What is needed
An exact copy of the records is required, minus the pictures they hold.

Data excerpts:
*****

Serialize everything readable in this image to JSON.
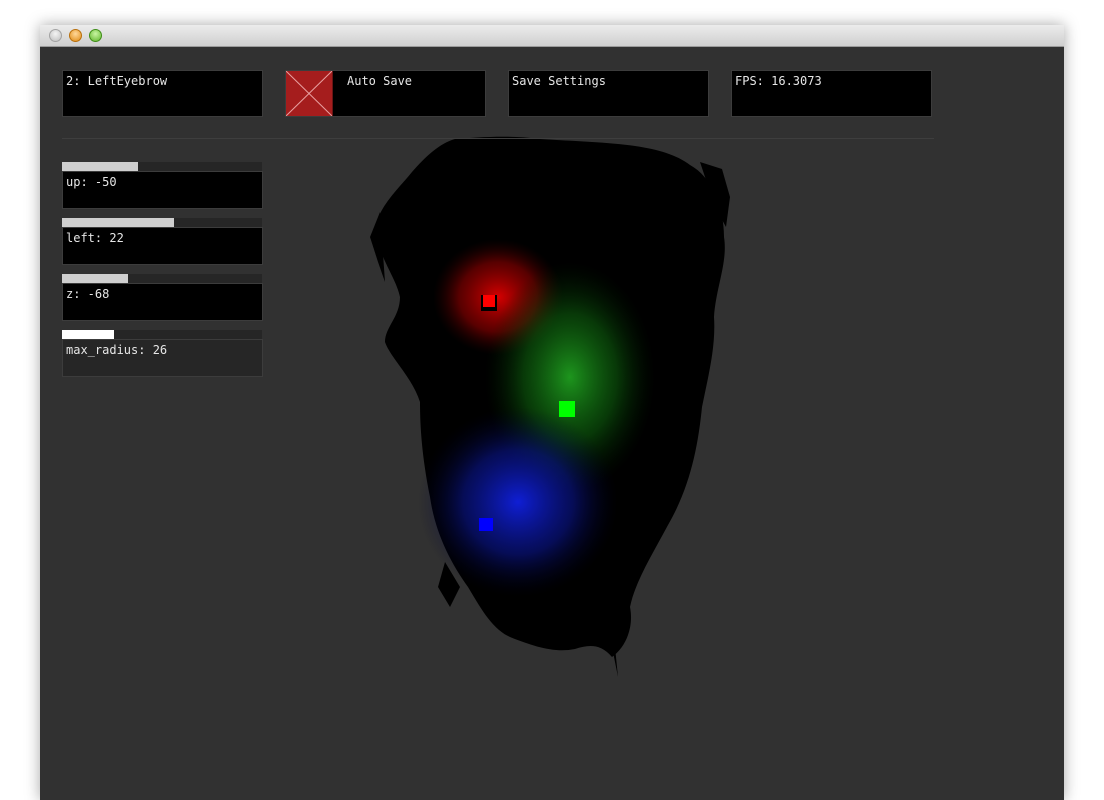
{
  "window": {
    "controls": [
      "close",
      "minimize",
      "maximize"
    ]
  },
  "toolbar": {
    "selected_point": "2: LeftEyebrow",
    "auto_save": {
      "label": "Auto Save",
      "checked": true,
      "color": "#a51d1d"
    },
    "save_settings": "Save Settings",
    "fps": "FPS: 16.3073"
  },
  "sliders": [
    {
      "name": "up",
      "label": "up: -50",
      "fraction": 0.38,
      "active": false
    },
    {
      "name": "left",
      "label": "left: 22",
      "fraction": 0.56,
      "active": false
    },
    {
      "name": "z",
      "label": "z: -68",
      "fraction": 0.33,
      "active": false
    },
    {
      "name": "max_radius",
      "label": "max_radius: 26",
      "fraction": 0.26,
      "active": true
    }
  ],
  "markers": [
    {
      "name": "left-eyebrow",
      "color": "#ff0000"
    },
    {
      "name": "nose",
      "color": "#00ff00"
    },
    {
      "name": "mouth",
      "color": "#0000ff"
    }
  ],
  "colors": {
    "background": "#313131",
    "panel": "#000000",
    "text": "#e6e6e6"
  }
}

*****

Output below
Serialize everything readable in this image to JSON.
{
  "window": {
    "controls": [
      "close",
      "minimize",
      "maximize"
    ]
  },
  "toolbar": {
    "selected_point": "2: LeftEyebrow",
    "auto_save": {
      "label": "Auto Save",
      "checked": true,
      "color": "#a51d1d"
    },
    "save_settings": "Save Settings",
    "fps": "FPS: 16.3073"
  },
  "sliders": [
    {
      "name": "up",
      "label": "up: -50",
      "fraction": 0.38,
      "active": false
    },
    {
      "name": "left",
      "label": "left: 22",
      "fraction": 0.56,
      "active": false
    },
    {
      "name": "z",
      "label": "z: -68",
      "fraction": 0.33,
      "active": false
    },
    {
      "name": "max_radius",
      "label": "max_radius: 26",
      "fraction": 0.26,
      "active": true
    }
  ],
  "markers": [
    {
      "name": "left-eyebrow",
      "color": "#ff0000"
    },
    {
      "name": "nose",
      "color": "#00ff00"
    },
    {
      "name": "mouth",
      "color": "#0000ff"
    }
  ],
  "colors": {
    "background": "#313131",
    "panel": "#000000",
    "text": "#e6e6e6"
  }
}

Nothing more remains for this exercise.